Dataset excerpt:
● ● ● ● ●

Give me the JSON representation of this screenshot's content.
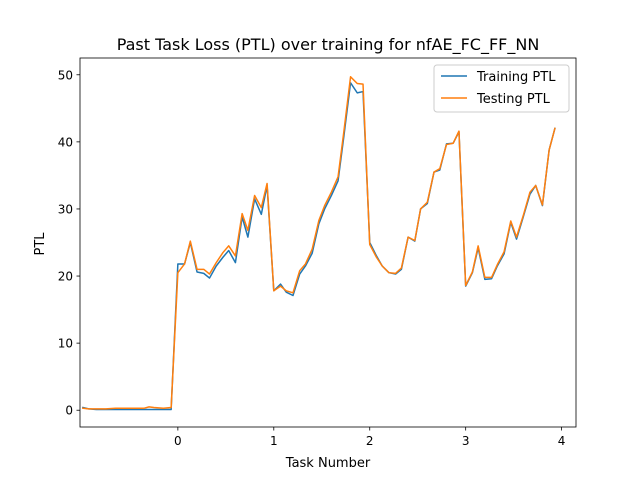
{
  "chart_data": {
    "type": "line",
    "title": "Past Task Loss (PTL) over training for nfAE_FC_FF_NN",
    "xlabel": "Task Number",
    "ylabel": "PTL",
    "xlim": [
      -1.02,
      4.15
    ],
    "ylim": [
      -2.5,
      52.5
    ],
    "xticks": [
      0,
      1,
      2,
      3,
      4
    ],
    "yticks": [
      0,
      10,
      20,
      30,
      40,
      50
    ],
    "grid": false,
    "legend_position": "top-right",
    "series": [
      {
        "name": "Training PTL",
        "color": "#1f77b4",
        "points": [
          [
            -0.99,
            0.4
          ],
          [
            -0.93,
            0.2
          ],
          [
            -0.85,
            0.1
          ],
          [
            -0.75,
            0.1
          ],
          [
            -0.65,
            0.1
          ],
          [
            -0.55,
            0.1
          ],
          [
            -0.45,
            0.1
          ],
          [
            -0.35,
            0.1
          ],
          [
            -0.25,
            0.1
          ],
          [
            -0.15,
            0.1
          ],
          [
            -0.07,
            0.1
          ],
          [
            0.0,
            21.8
          ],
          [
            0.07,
            21.8
          ],
          [
            0.13,
            25.0
          ],
          [
            0.2,
            20.6
          ],
          [
            0.27,
            20.4
          ],
          [
            0.33,
            19.7
          ],
          [
            0.4,
            21.5
          ],
          [
            0.47,
            22.8
          ],
          [
            0.53,
            23.8
          ],
          [
            0.6,
            22.0
          ],
          [
            0.67,
            28.8
          ],
          [
            0.73,
            25.8
          ],
          [
            0.8,
            31.5
          ],
          [
            0.87,
            29.2
          ],
          [
            0.93,
            33.5
          ],
          [
            1.0,
            17.8
          ],
          [
            1.07,
            18.8
          ],
          [
            1.13,
            17.6
          ],
          [
            1.2,
            17.1
          ],
          [
            1.27,
            20.3
          ],
          [
            1.33,
            21.5
          ],
          [
            1.4,
            23.4
          ],
          [
            1.47,
            27.8
          ],
          [
            1.53,
            30.0
          ],
          [
            1.6,
            32.0
          ],
          [
            1.67,
            34.2
          ],
          [
            1.73,
            40.8
          ],
          [
            1.8,
            48.8
          ],
          [
            1.87,
            47.3
          ],
          [
            1.93,
            47.5
          ],
          [
            2.0,
            25.0
          ],
          [
            2.07,
            23.0
          ],
          [
            2.13,
            21.5
          ],
          [
            2.2,
            20.5
          ],
          [
            2.27,
            20.3
          ],
          [
            2.33,
            21.0
          ],
          [
            2.4,
            25.8
          ],
          [
            2.47,
            25.2
          ],
          [
            2.53,
            30.0
          ],
          [
            2.6,
            30.8
          ],
          [
            2.67,
            35.5
          ],
          [
            2.73,
            35.8
          ],
          [
            2.8,
            39.7
          ],
          [
            2.87,
            39.8
          ],
          [
            2.93,
            41.5
          ],
          [
            3.0,
            18.5
          ],
          [
            3.07,
            20.5
          ],
          [
            3.13,
            24.2
          ],
          [
            3.2,
            19.5
          ],
          [
            3.27,
            19.6
          ],
          [
            3.33,
            21.5
          ],
          [
            3.4,
            23.3
          ],
          [
            3.47,
            28.0
          ],
          [
            3.53,
            25.5
          ],
          [
            3.6,
            28.8
          ],
          [
            3.67,
            32.2
          ],
          [
            3.73,
            33.5
          ],
          [
            3.8,
            30.5
          ],
          [
            3.87,
            38.8
          ],
          [
            3.93,
            42.0
          ]
        ]
      },
      {
        "name": "Testing PTL",
        "color": "#ff7f0e",
        "points": [
          [
            -0.99,
            0.3
          ],
          [
            -0.93,
            0.2
          ],
          [
            -0.85,
            0.2
          ],
          [
            -0.75,
            0.2
          ],
          [
            -0.65,
            0.3
          ],
          [
            -0.55,
            0.3
          ],
          [
            -0.45,
            0.3
          ],
          [
            -0.35,
            0.3
          ],
          [
            -0.3,
            0.5
          ],
          [
            -0.25,
            0.4
          ],
          [
            -0.15,
            0.3
          ],
          [
            -0.07,
            0.4
          ],
          [
            0.0,
            20.5
          ],
          [
            0.07,
            21.8
          ],
          [
            0.13,
            25.2
          ],
          [
            0.2,
            21.0
          ],
          [
            0.27,
            21.0
          ],
          [
            0.33,
            20.3
          ],
          [
            0.4,
            22.0
          ],
          [
            0.47,
            23.5
          ],
          [
            0.53,
            24.5
          ],
          [
            0.6,
            23.0
          ],
          [
            0.67,
            29.3
          ],
          [
            0.73,
            26.8
          ],
          [
            0.8,
            32.0
          ],
          [
            0.87,
            30.2
          ],
          [
            0.93,
            33.8
          ],
          [
            1.0,
            17.8
          ],
          [
            1.07,
            18.5
          ],
          [
            1.13,
            17.8
          ],
          [
            1.2,
            17.5
          ],
          [
            1.27,
            20.8
          ],
          [
            1.33,
            21.8
          ],
          [
            1.4,
            24.0
          ],
          [
            1.47,
            28.3
          ],
          [
            1.53,
            30.5
          ],
          [
            1.6,
            32.5
          ],
          [
            1.67,
            34.8
          ],
          [
            1.73,
            41.5
          ],
          [
            1.8,
            49.7
          ],
          [
            1.87,
            48.7
          ],
          [
            1.93,
            48.6
          ],
          [
            2.0,
            24.7
          ],
          [
            2.07,
            22.8
          ],
          [
            2.13,
            21.5
          ],
          [
            2.2,
            20.5
          ],
          [
            2.27,
            20.4
          ],
          [
            2.33,
            21.2
          ],
          [
            2.4,
            25.8
          ],
          [
            2.47,
            25.3
          ],
          [
            2.53,
            30.0
          ],
          [
            2.6,
            31.0
          ],
          [
            2.67,
            35.5
          ],
          [
            2.73,
            36.0
          ],
          [
            2.8,
            39.6
          ],
          [
            2.87,
            39.8
          ],
          [
            2.93,
            41.6
          ],
          [
            3.0,
            18.6
          ],
          [
            3.07,
            20.6
          ],
          [
            3.13,
            24.5
          ],
          [
            3.2,
            19.8
          ],
          [
            3.27,
            19.8
          ],
          [
            3.33,
            21.7
          ],
          [
            3.4,
            23.6
          ],
          [
            3.47,
            28.2
          ],
          [
            3.53,
            25.8
          ],
          [
            3.6,
            29.0
          ],
          [
            3.67,
            32.5
          ],
          [
            3.73,
            33.5
          ],
          [
            3.8,
            30.6
          ],
          [
            3.87,
            38.8
          ],
          [
            3.93,
            42.0
          ]
        ]
      }
    ]
  }
}
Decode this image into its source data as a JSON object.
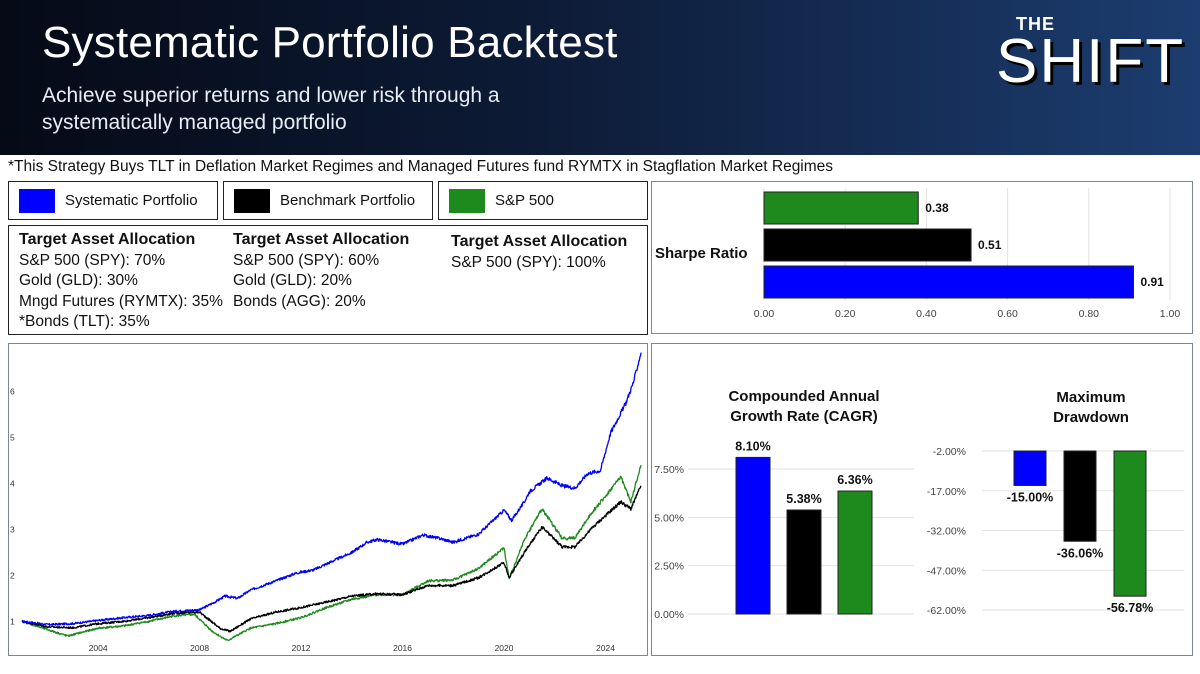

● ● ● ● ●

**To be done:**
Except for the pictures, copy every line of the records above exactly.

**Exercise response:**
Give me the JSON representation of this screenshot's content.
{
  "chart_data": {
    "type": "line",
    "title": "Past Task Loss (PTL) over training for nfAE_FC_FF_NN",
    "xlabel": "Task Number",
    "ylabel": "PTL",
    "xlim": [
      -1.02,
      4.15
    ],
    "ylim": [
      -2.5,
      52.5
    ],
    "xticks": [
      0,
      1,
      2,
      3,
      4
    ],
    "yticks": [
      0,
      10,
      20,
      30,
      40,
      50
    ],
    "grid": false,
    "legend_position": "top-right",
    "series": [
      {
        "name": "Training PTL",
        "color": "#1f77b4",
        "points": [
          [
            -0.99,
            0.4
          ],
          [
            -0.93,
            0.2
          ],
          [
            -0.85,
            0.1
          ],
          [
            -0.75,
            0.1
          ],
          [
            -0.65,
            0.1
          ],
          [
            -0.55,
            0.1
          ],
          [
            -0.45,
            0.1
          ],
          [
            -0.35,
            0.1
          ],
          [
            -0.25,
            0.1
          ],
          [
            -0.15,
            0.1
          ],
          [
            -0.07,
            0.1
          ],
          [
            0.0,
            21.8
          ],
          [
            0.07,
            21.8
          ],
          [
            0.13,
            25.0
          ],
          [
            0.2,
            20.6
          ],
          [
            0.27,
            20.4
          ],
          [
            0.33,
            19.7
          ],
          [
            0.4,
            21.5
          ],
          [
            0.47,
            22.8
          ],
          [
            0.53,
            23.8
          ],
          [
            0.6,
            22.0
          ],
          [
            0.67,
            28.8
          ],
          [
            0.73,
            25.8
          ],
          [
            0.8,
            31.5
          ],
          [
            0.87,
            29.2
          ],
          [
            0.93,
            33.5
          ],
          [
            1.0,
            17.8
          ],
          [
            1.07,
            18.8
          ],
          [
            1.13,
            17.6
          ],
          [
            1.2,
            17.1
          ],
          [
            1.27,
            20.3
          ],
          [
            1.33,
            21.5
          ],
          [
            1.4,
            23.4
          ],
          [
            1.47,
            27.8
          ],
          [
            1.53,
            30.0
          ],
          [
            1.6,
            32.0
          ],
          [
            1.67,
            34.2
          ],
          [
            1.73,
            40.8
          ],
          [
            1.8,
            48.8
          ],
          [
            1.87,
            47.3
          ],
          [
            1.93,
            47.5
          ],
          [
            2.0,
            25.0
          ],
          [
            2.07,
            23.0
          ],
          [
            2.13,
            21.5
          ],
          [
            2.2,
            20.5
          ],
          [
            2.27,
            20.3
          ],
          [
            2.33,
            21.0
          ],
          [
            2.4,
            25.8
          ],
          [
            2.47,
            25.2
          ],
          [
            2.53,
            30.0
          ],
          [
            2.6,
            30.8
          ],
          [
            2.67,
            35.5
          ],
          [
            2.73,
            35.8
          ],
          [
            2.8,
            39.7
          ],
          [
            2.87,
            39.8
          ],
          [
            2.93,
            41.5
          ],
          [
            3.0,
            18.5
          ],
          [
            3.07,
            20.5
          ],
          [
            3.13,
            24.2
          ],
          [
            3.2,
            19.5
          ],
          [
            3.27,
            19.6
          ],
          [
            3.33,
            21.5
          ],
          [
            3.4,
            23.3
          ],
          [
            3.47,
            28.0
          ],
          [
            3.53,
            25.5
          ],
          [
            3.6,
            28.8
          ],
          [
            3.67,
            32.2
          ],
          [
            3.73,
            33.5
          ],
          [
            3.8,
            30.5
          ],
          [
            3.87,
            38.8
          ],
          [
            3.93,
            42.0
          ]
        ]
      },
      {
        "name": "Testing PTL",
        "color": "#ff7f0e",
        "points": [
          [
            -0.99,
            0.3
          ],
          [
            -0.93,
            0.2
          ],
          [
            -0.85,
            0.2
          ],
          [
            -0.75,
            0.2
          ],
          [
            -0.65,
            0.3
          ],
          [
            -0.55,
            0.3
          ],
          [
            -0.45,
            0.3
          ],
          [
            -0.35,
            0.3
          ],
          [
            -0.3,
            0.5
          ],
          [
            -0.25,
            0.4
          ],
          [
            -0.15,
            0.3
          ],
          [
            -0.07,
            0.4
          ],
          [
            0.0,
            20.5
          ],
          [
            0.07,
            21.8
          ],
          [
            0.13,
            25.2
          ],
          [
            0.2,
            21.0
          ],
          [
            0.27,
            21.0
          ],
          [
            0.33,
            20.3
          ],
          [
            0.4,
            22.0
          ],
          [
            0.47,
            23.5
          ],
          [
            0.53,
            24.5
          ],
          [
            0.6,
            23.0
          ],
          [
            0.67,
            29.3
          ],
          [
            0.73,
            26.8
          ],
          [
            0.8,
            32.0
          ],
          [
            0.87,
            30.2
          ],
          [
            0.93,
            33.8
          ],
          [
            1.0,
            17.8
          ],
          [
            1.07,
            18.5
          ],
          [
            1.13,
            17.8
          ],
          [
            1.2,
            17.5
          ],
          [
            1.27,
            20.8
          ],
          [
            1.33,
            21.8
          ],
          [
            1.4,
            24.0
          ],
          [
            1.47,
            28.3
          ],
          [
            1.53,
            30.5
          ],
          [
            1.6,
            32.5
          ],
          [
            1.67,
            34.8
          ],
          [
            1.73,
            41.5
          ],
          [
            1.8,
            49.7
          ],
          [
            1.87,
            48.7
          ],
          [
            1.93,
            48.6
          ],
          [
            2.0,
            24.7
          ],
          [
            2.07,
            22.8
          ],
          [
            2.13,
            21.5
          ],
          [
            2.2,
            20.5
          ],
          [
            2.27,
            20.4
          ],
          [
            2.33,
            21.2
          ],
          [
            2.4,
            25.8
          ],
          [
            2.47,
            25.3
          ],
          [
            2.53,
            30.0
          ],
          [
            2.6,
            31.0
          ],
          [
            2.67,
            35.5
          ],
          [
            2.73,
            36.0
          ],
          [
            2.8,
            39.6
          ],
          [
            2.87,
            39.8
          ],
          [
            2.93,
            41.6
          ],
          [
            3.0,
            18.6
          ],
          [
            3.07,
            20.6
          ],
          [
            3.13,
            24.5
          ],
          [
            3.2,
            19.8
          ],
          [
            3.27,
            19.8
          ],
          [
            3.33,
            21.7
          ],
          [
            3.4,
            23.6
          ],
          [
            3.47,
            28.2
          ],
          [
            3.53,
            25.8
          ],
          [
            3.6,
            29.0
          ],
          [
            3.67,
            32.5
          ],
          [
            3.73,
            33.5
          ],
          [
            3.8,
            30.6
          ],
          [
            3.87,
            38.8
          ],
          [
            3.93,
            42.0
          ]
        ]
      }
    ]
  }
}
Decode this image into its source data as a JSON object.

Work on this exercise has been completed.